__What you are asked to do__. Wherever the word "nadpisu" appears in a line, extract that line.

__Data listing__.
━━━
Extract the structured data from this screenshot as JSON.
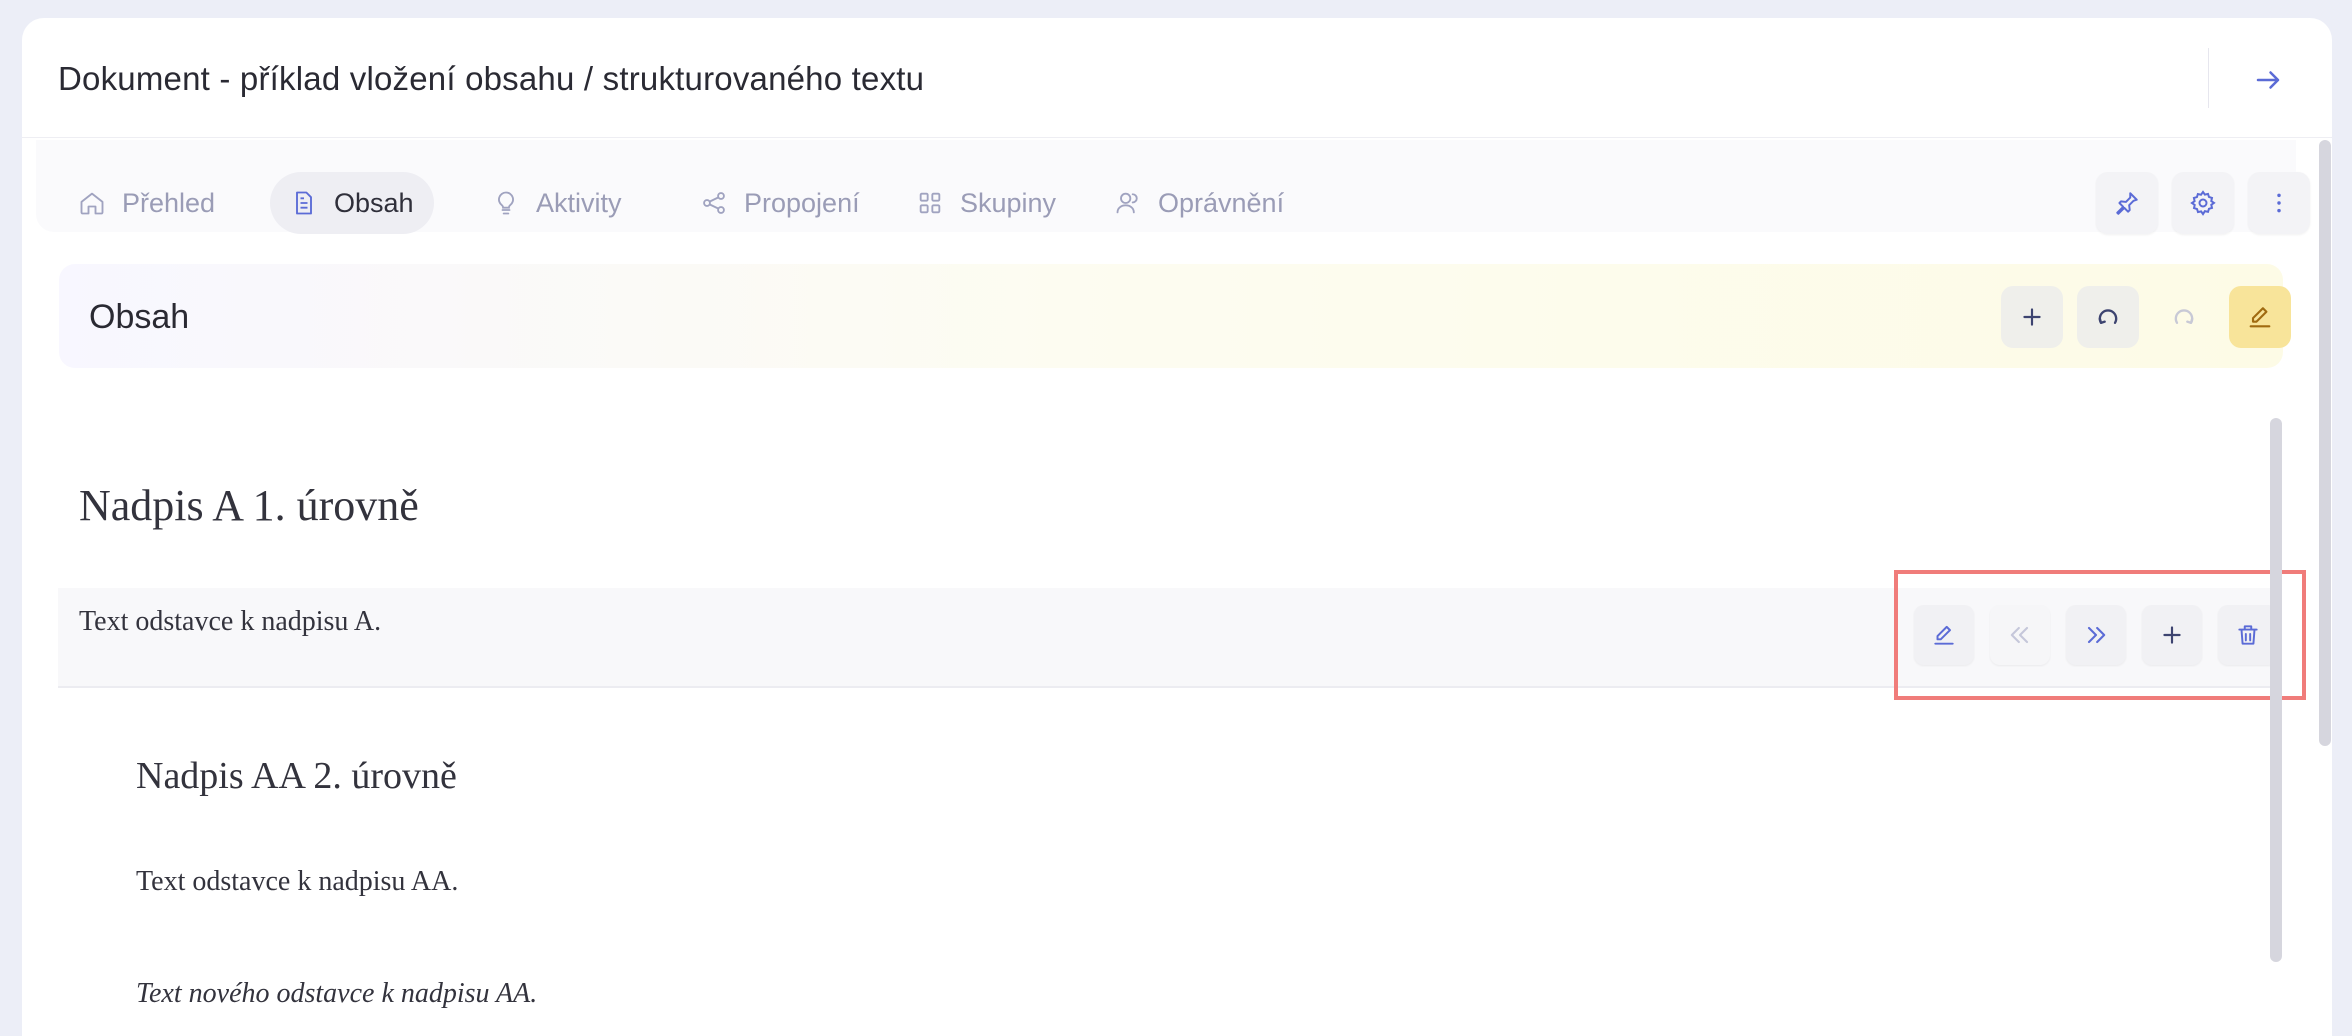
{
  "header": {
    "title": "Dokument - příklad vložení obsahu / strukturovaného textu",
    "action_icon": "arrow-right-icon"
  },
  "tabs": [
    {
      "label": "Přehled",
      "icon": "home-icon",
      "active": false
    },
    {
      "label": "Obsah",
      "icon": "document-icon",
      "active": true
    },
    {
      "label": "Aktivity",
      "icon": "lightbulb-icon",
      "active": false
    },
    {
      "label": "Propojení",
      "icon": "share-icon",
      "active": false
    },
    {
      "label": "Skupiny",
      "icon": "grid-icon",
      "active": false
    },
    {
      "label": "Oprávnění",
      "icon": "users-icon",
      "active": false
    }
  ],
  "tools": [
    "pin-icon",
    "gear-icon",
    "more-vertical-icon"
  ],
  "section": {
    "title": "Obsah",
    "actions": [
      "plus-icon",
      "undo-icon",
      "redo-icon",
      "pencil-icon"
    ]
  },
  "content": {
    "heading1": "Nadpis A 1. úrovně",
    "paragraph1": "Text odstavce k nadpisu A.",
    "row_actions": [
      "pencil-icon",
      "chevrons-left-icon",
      "chevrons-right-icon",
      "plus-icon",
      "trash-icon"
    ],
    "heading2": "Nadpis AA 2. úrovně",
    "paragraph2": "Text odstavce k nadpisu AA.",
    "paragraph3": "Text nového odstavce k nadpisu AA."
  },
  "colors": {
    "accent": "#5b6bd6",
    "highlight_border": "#f07c7a",
    "edit_button": "#f8e49a"
  }
}
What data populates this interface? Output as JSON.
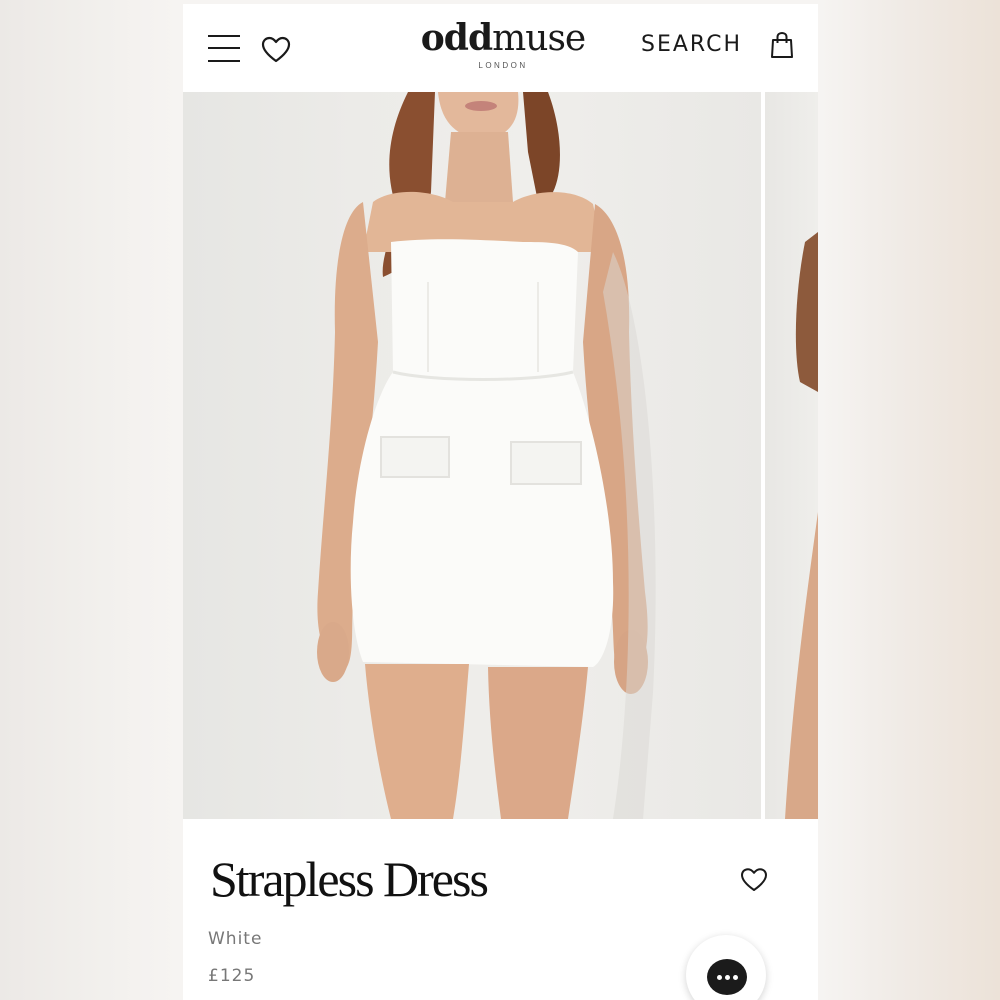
{
  "header": {
    "logo_main_bold": "odd",
    "logo_main_rest": "muse",
    "logo_sub": "LONDON",
    "search_label": "SEARCH",
    "icons": [
      "menu-icon",
      "heart-icon",
      "shopping-bag-icon"
    ]
  },
  "product": {
    "title": "Strapless Dress",
    "color": "White",
    "price": "£125"
  },
  "chat": {
    "icon": "chat-bubble-icon"
  },
  "colors": {
    "background": "#ffffff",
    "text": "#1a1a1a",
    "muted_text": "#777777",
    "chat_button": "#1b1b1b"
  }
}
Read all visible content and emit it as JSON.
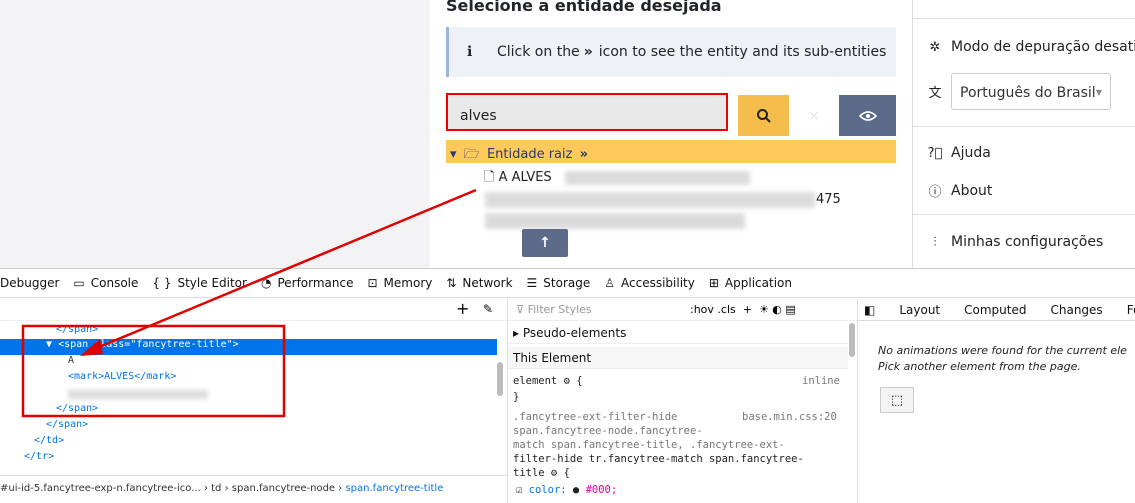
{
  "panel": {
    "title": "Selecione a entidade desejada",
    "info_text_before": "Click on the",
    "info_text_after": "icon to see the entity and its sub-entities",
    "search_value": "alves",
    "clear_label": "×",
    "root_label": "Entidade raiz",
    "node1_text": "A ALVES",
    "node2_suffix": "475",
    "up_label": "↑"
  },
  "sidebar": {
    "debug_label": "Modo de depuração desativ",
    "language_value": "Português do Brasil",
    "help_label": "Ajuda",
    "about_label": "About",
    "settings_label": "Minhas configurações"
  },
  "devtools": {
    "tabs": [
      "Debugger",
      "Console",
      "Style Editor",
      "Performance",
      "Memory",
      "Network",
      "Storage",
      "Accessibility",
      "Application"
    ],
    "tab_icons": [
      "",
      "▭",
      "{ }",
      "◔",
      "⊡",
      "⇅",
      "☰",
      "♙",
      "⊞"
    ],
    "tree": {
      "line1": "</span>",
      "sel_tag_open": "<span ",
      "sel_attr": "class=",
      "sel_val": "\"fancytree-title\"",
      "sel_tag_close": ">",
      "line_a": "A",
      "line_mark": "<mark>ALVES</mark>",
      "line_close_span": "</span>",
      "line_close_span2": "</span>",
      "line_close_td": "</td>",
      "line_close_tr": "</tr>"
    },
    "breadcrumbs": [
      "#ui-id-5.fancytree-exp-n.fancytree-ico...",
      "td",
      "span.fancytree-node",
      "span.fancytree-title"
    ],
    "rules": {
      "filter_placeholder": "Filter Styles",
      "hov_cls": ":hov .cls",
      "pseudo": "Pseudo-elements",
      "this_element": "This Element",
      "element_rule": "element ⚙ {",
      "inline": "inline",
      "close_brace": "}",
      "sel1": ".fancytree-ext-filter-hide",
      "sel2": "span.fancytree-node.fancytree-",
      "sel3": "match span.fancytree-title, .fancytree-ext-",
      "sel4": "filter-hide tr.fancytree-match span.fancytree-",
      "sel5": "title ⚙ {",
      "source": "base.min.css:20",
      "color_prop": "color:",
      "color_val": "#000;"
    },
    "anim_tabs": [
      "Layout",
      "Computed",
      "Changes",
      "Fonts"
    ],
    "anim_msg1": "No animations were found for the current ele",
    "anim_msg2": "Pick another element from the page."
  },
  "colors": {
    "accent": "#f5bd4c",
    "root_row": "#fdc95b",
    "eye_btn": "#5c6b8a",
    "selection": "#0074e8",
    "annotation": "#e00000"
  }
}
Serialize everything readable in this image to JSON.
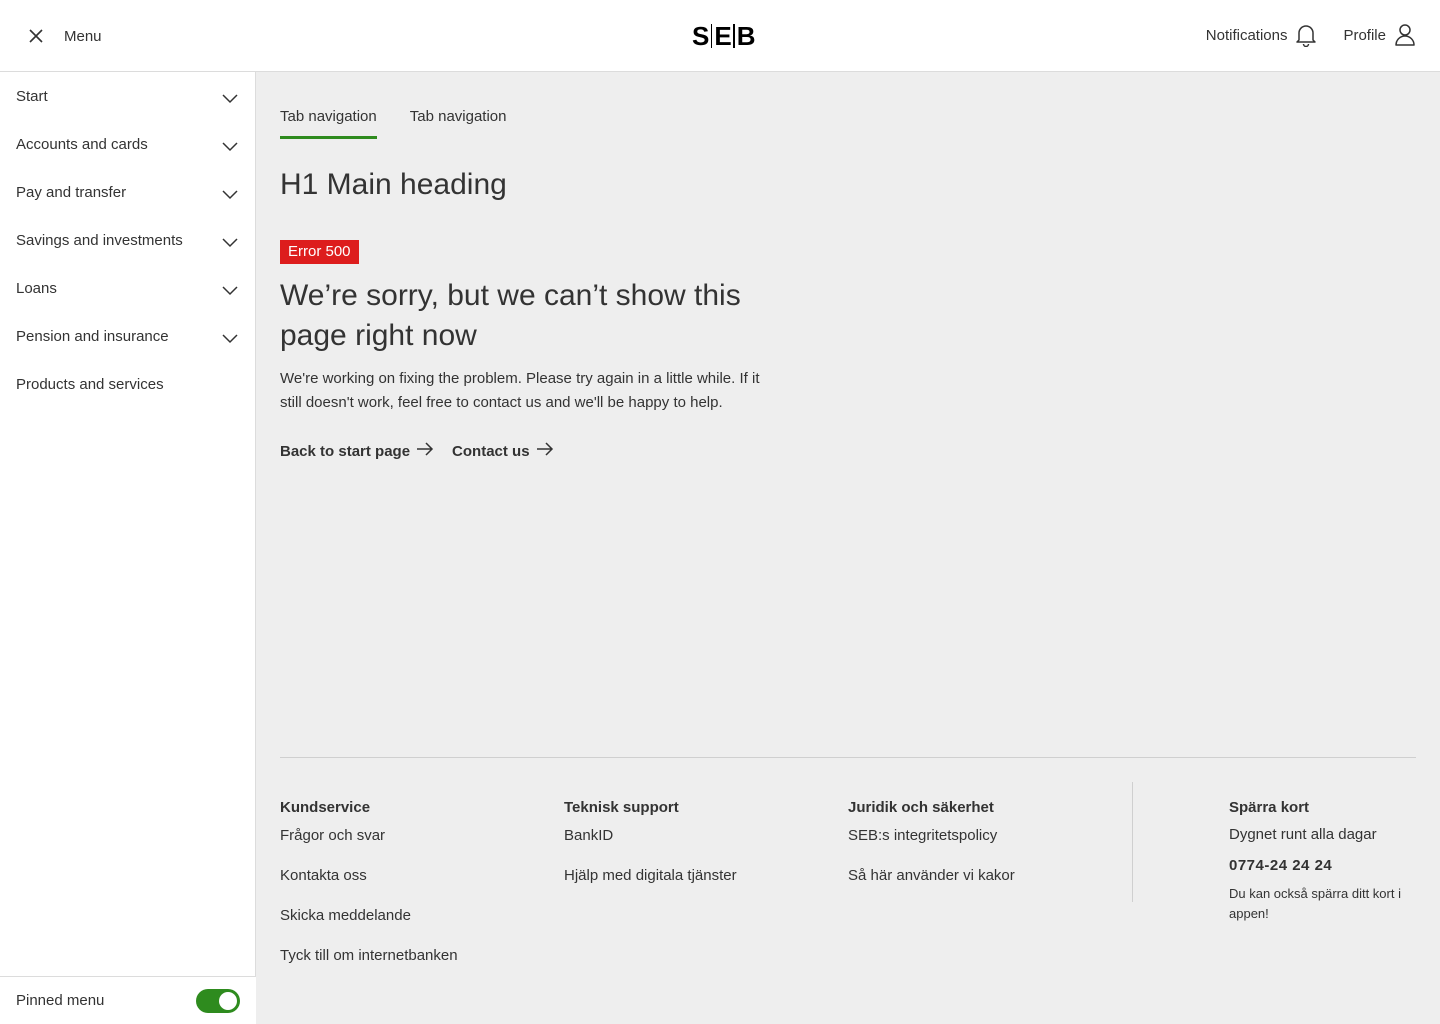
{
  "header": {
    "menu_label": "Menu",
    "logo_left": "S",
    "logo_mid": "E",
    "logo_right": "B",
    "notifications_label": "Notifications",
    "profile_label": "Profile"
  },
  "sidebar": {
    "items": [
      {
        "label": "Start",
        "has_chevron": true
      },
      {
        "label": "Accounts and cards",
        "has_chevron": true
      },
      {
        "label": "Pay and transfer",
        "has_chevron": true
      },
      {
        "label": "Savings and investments",
        "has_chevron": true
      },
      {
        "label": "Loans",
        "has_chevron": true
      },
      {
        "label": "Pension and insurance",
        "has_chevron": true
      },
      {
        "label": "Products and services",
        "has_chevron": false
      }
    ],
    "pinned_label": "Pinned menu",
    "pinned_on": true
  },
  "main": {
    "tabs": [
      {
        "label": "Tab navigation",
        "active": true
      },
      {
        "label": "Tab navigation",
        "active": false
      }
    ],
    "heading": "H1 Main heading",
    "badge": "Error 500",
    "sorry_title": "We’re sorry, but we can’t show this page right now",
    "paragraph": "We're working on fixing the problem. Please try again in a little while. If it still doesn't work, feel free to contact us and we'll be happy to help.",
    "links": [
      {
        "label": "Back to start page"
      },
      {
        "label": "Contact us"
      }
    ]
  },
  "footer": {
    "columns": [
      {
        "title": "Kundservice",
        "links": [
          "Frågor och svar",
          "Kontakta oss",
          "Skicka meddelande",
          "Tyck till om internetbanken"
        ]
      },
      {
        "title": "Teknisk support",
        "links": [
          "BankID",
          "Hjälp med digitala tjänster"
        ]
      },
      {
        "title": "Juridik och säkerhet",
        "links": [
          "SEB:s integritetspolicy",
          "Så här använder vi kakor"
        ]
      }
    ],
    "block_card": {
      "title": "Spärra kort",
      "subtitle": "Dygnet runt alla dagar",
      "phone": "0774-24 24 24",
      "note": "Du kan också spärra ditt kort i appen!"
    }
  },
  "colors": {
    "accent_green": "#2e8b1e",
    "error_red": "#dd1d1d",
    "background": "#eeeeee"
  }
}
━━━
__Solution to this problem__.
    "paragraph1": "Text odstavce k nadpisu A.",
    "paragraph2": "Text odstavce k nadpisu AA.",
    "paragraph3": "Text nového odstavce k nadpisu AA."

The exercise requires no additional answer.